**TASK BRIEF:** Skip the pictures. Copy all the rest of the records down exactly.
*** RECORDED INFORMATION ***
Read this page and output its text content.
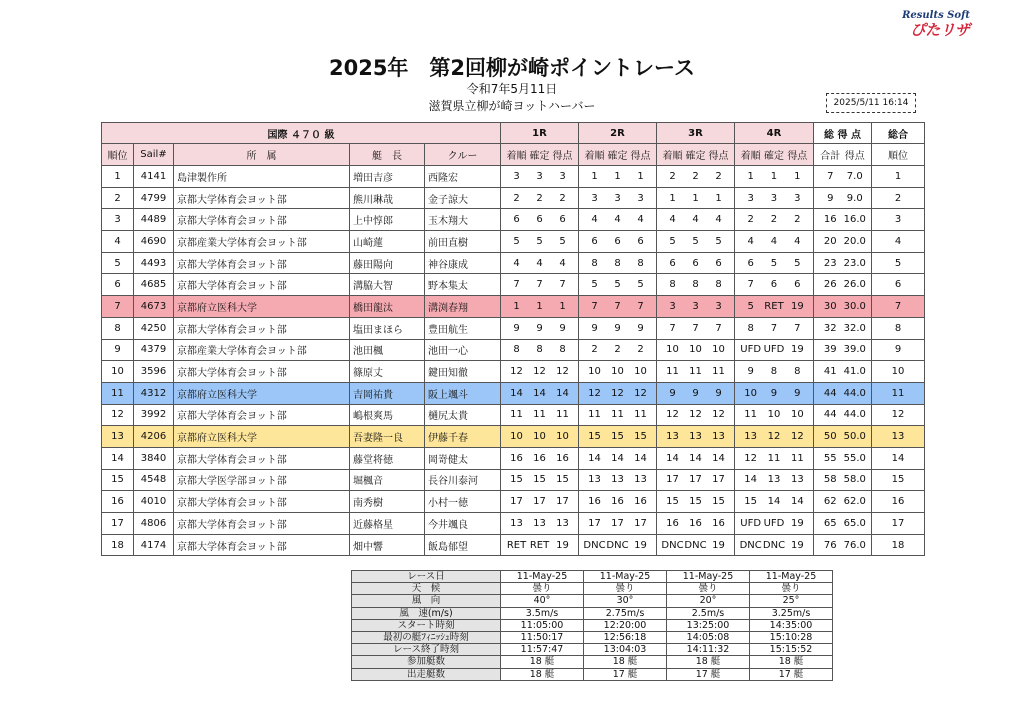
Results Soft
ぴたリザ
2025年　第2回柳が崎ポイントレース
令和7年5月11日
滋賀県立柳が崎ヨットハーバー	2025/5/11 16:14
国際 ４７０ 級					1R	2R	3R	4R	総 得 点	総合
順位	Sail#	所　属	艇　長	クルー	着順 確定 得点	着順 確定 得点	着順 確定 得点	着順 確定 得点	合計 得点	順位
1	4141	島津製作所	増田吉彦	西隆宏	3 3 3	1 1 1	2 2 2	1 1 1	7 7.0	1
2	4799	京都大学体育会ヨット部	熊川琳哉	金子諒大	2 2 2	3 3 3	1 1 1	3 3 3	9 9.0	2
3	4489	京都大学体育会ヨット部	上中惇郎	玉木翔大	6 6 6	4 4 4	4 4 4	2 2 2	16 16.0	3
4	4690	京都産業大学体育会ヨット部	山崎蓮	前田直樹	5 5 5	6 6 6	5 5 5	4 4 4	20 20.0	4
5	4493	京都大学体育会ヨット部	藤田陽向	神谷康成	4 4 4	8 8 8	6 6 6	6 5 5	23 23.0	5
6	4685	京都大学体育会ヨット部	溝脇大智	野本集太	7 7 7	5 5 5	8 8 8	7 6 6	26 26.0	6
7	4673	京都府立医科大学	橋田龍汰	溝渕春翔	1 1 1	7 7 7	3 3 3	5 RET 19	30 30.0	7
8	4250	京都大学体育会ヨット部	塩田まほら	豊田航生	9 9 9	9 9 9	7 7 7	8 7 7	32 32.0	8
9	4379	京都産業大学体育会ヨット部	池田楓	池田一心	8 8 8	2 2 2	10 10 10	UFD UFD 19	39 39.0	9
10	3596	京都大学体育会ヨット部	篠原丈	鍵田知徹	12 12 12	10 10 10	11 11 11	9 8 8	41 41.0	10
11	4312	京都府立医科大学	吉岡祐貴	阪上颯斗	14 14 14	12 12 12	9 9 9	10 9 9	44 44.0	11
12	3992	京都大学体育会ヨット部	嶋根爽馬	樋尻太貴	11 11 11	11 11 11	12 12 12	11 10 10	44 44.0	12
13	4206	京都府立医科大学	吾妻隆一良	伊藤千春	10 10 10	15 15 15	13 13 13	13 12 12	50 50.0	13
14	3840	京都大学体育会ヨット部	藤堂将徳	岡嵜健太	16 16 16	14 14 14	14 14 14	12 11 11	55 55.0	14
15	4548	京都大学医学部ヨット部	堀楓音	長谷川泰河	15 15 15	13 13 13	17 17 17	14 13 13	58 58.0	15
16	4010	京都大学体育会ヨット部	南秀樹	小村一徳	17 17 17	16 16 16	15 15 15	15 14 14	62 62.0	16
17	4806	京都大学体育会ヨット部	近藤格星	今井颯良	13 13 13	17 17 17	16 16 16	UFD UFD 19	65 65.0	17
18	4174	京都大学体育会ヨット部	畑中響	飯島郁望	RET RET 19	DNC DNC 19	DNC DNC 19	DNC DNC 19	76 76.0	18
レース日	11-May-25	11-May-25	11-May-25	11-May-25
天　候	曇り	曇り	曇り	曇り
風　向	40°	30°	20°	25°
風　速(m/s)	3.5m/s	2.75m/s	2.5m/s	3.25m/s
スタート時刻	11:05:00	12:20:00	13:25:00	14:35:00
最初の艇ﾌｨﾆｯｼｭ時刻	11:50:17	12:56:18	14:05:08	15:10:28
レース終了時刻	11:57:47	13:04:03	14:11:32	15:15:52
参加艇数	18 艇	18 艇	18 艇	18 艇
出走艇数	18 艇	17 艇	17 艇	17 艇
***
**COMPLETE OUTPUT:**
Read this page and output its text content.
Results Soft
ぴたリザ
2025年　第2回柳が崎ポイントレース
令和7年5月11日
滋賀県立柳が崎ヨットハーバー	2025/5/11 16:14
国際 ４７０ 級					1R	2R	3R	4R	総 得 点	総合
順位	Sail#	所　属	艇　長	クルー	着順 確定 得点	着順 確定 得点	着順 確定 得点	着順 確定 得点	合計 得点	順位
1	4141	島津製作所	増田吉彦	西隆宏	3 3 3	1 1 1	2 2 2	1 1 1	7 7.0	1
2	4799	京都大学体育会ヨット部	熊川琳哉	金子諒大	2 2 2	3 3 3	1 1 1	3 3 3	9 9.0	2
3	4489	京都大学体育会ヨット部	上中惇郎	玉木翔大	6 6 6	4 4 4	4 4 4	2 2 2	16 16.0	3
4	4690	京都産業大学体育会ヨット部	山崎蓮	前田直樹	5 5 5	6 6 6	5 5 5	4 4 4	20 20.0	4
5	4493	京都大学体育会ヨット部	藤田陽向	神谷康成	4 4 4	8 8 8	6 6 6	6 5 5	23 23.0	5
6	4685	京都大学体育会ヨット部	溝脇大智	野本集太	7 7 7	5 5 5	8 8 8	7 6 6	26 26.0	6
7	4673	京都府立医科大学	橋田龍汰	溝渕春翔	1 1 1	7 7 7	3 3 3	5 RET 19	30 30.0	7
8	4250	京都大学体育会ヨット部	塩田まほら	豊田航生	9 9 9	9 9 9	7 7 7	8 7 7	32 32.0	8
9	4379	京都産業大学体育会ヨット部	池田楓	池田一心	8 8 8	2 2 2	10 10 10	UFD UFD 19	39 39.0	9
10	3596	京都大学体育会ヨット部	篠原丈	鍵田知徹	12 12 12	10 10 10	11 11 11	9 8 8	41 41.0	10
11	4312	京都府立医科大学	吉岡祐貴	阪上颯斗	14 14 14	12 12 12	9 9 9	10 9 9	44 44.0	11
12	3992	京都大学体育会ヨット部	嶋根爽馬	樋尻太貴	11 11 11	11 11 11	12 12 12	11 10 10	44 44.0	12
13	4206	京都府立医科大学	吾妻隆一良	伊藤千春	10 10 10	15 15 15	13 13 13	13 12 12	50 50.0	13
14	3840	京都大学体育会ヨット部	藤堂将徳	岡嵜健太	16 16 16	14 14 14	14 14 14	12 11 11	55 55.0	14
15	4548	京都大学医学部ヨット部	堀楓音	長谷川泰河	15 15 15	13 13 13	17 17 17	14 13 13	58 58.0	15
16	4010	京都大学体育会ヨット部	南秀樹	小村一徳	17 17 17	16 16 16	15 15 15	15 14 14	62 62.0	16
17	4806	京都大学体育会ヨット部	近藤格星	今井颯良	13 13 13	17 17 17	16 16 16	UFD UFD 19	65 65.0	17
18	4174	京都大学体育会ヨット部	畑中響	飯島郁望	RET RET 19	DNC DNC 19	DNC DNC 19	DNC DNC 19	76 76.0	18
レース日	11-May-25	11-May-25	11-May-25	11-May-25
天　候	曇り	曇り	曇り	曇り
風　向	40°	30°	20°	25°
風　速(m/s)	3.5m/s	2.75m/s	2.5m/s	3.25m/s
スタート時刻	11:05:00	12:20:00	13:25:00	14:35:00
最初の艇ﾌｨﾆｯｼｭ時刻	11:50:17	12:56:18	14:05:08	15:10:28
レース終了時刻	11:57:47	13:04:03	14:11:32	15:15:52
参加艇数	18 艇	18 艇	18 艇	18 艇
出走艇数	18 艇	17 艇	17 艇	17 艇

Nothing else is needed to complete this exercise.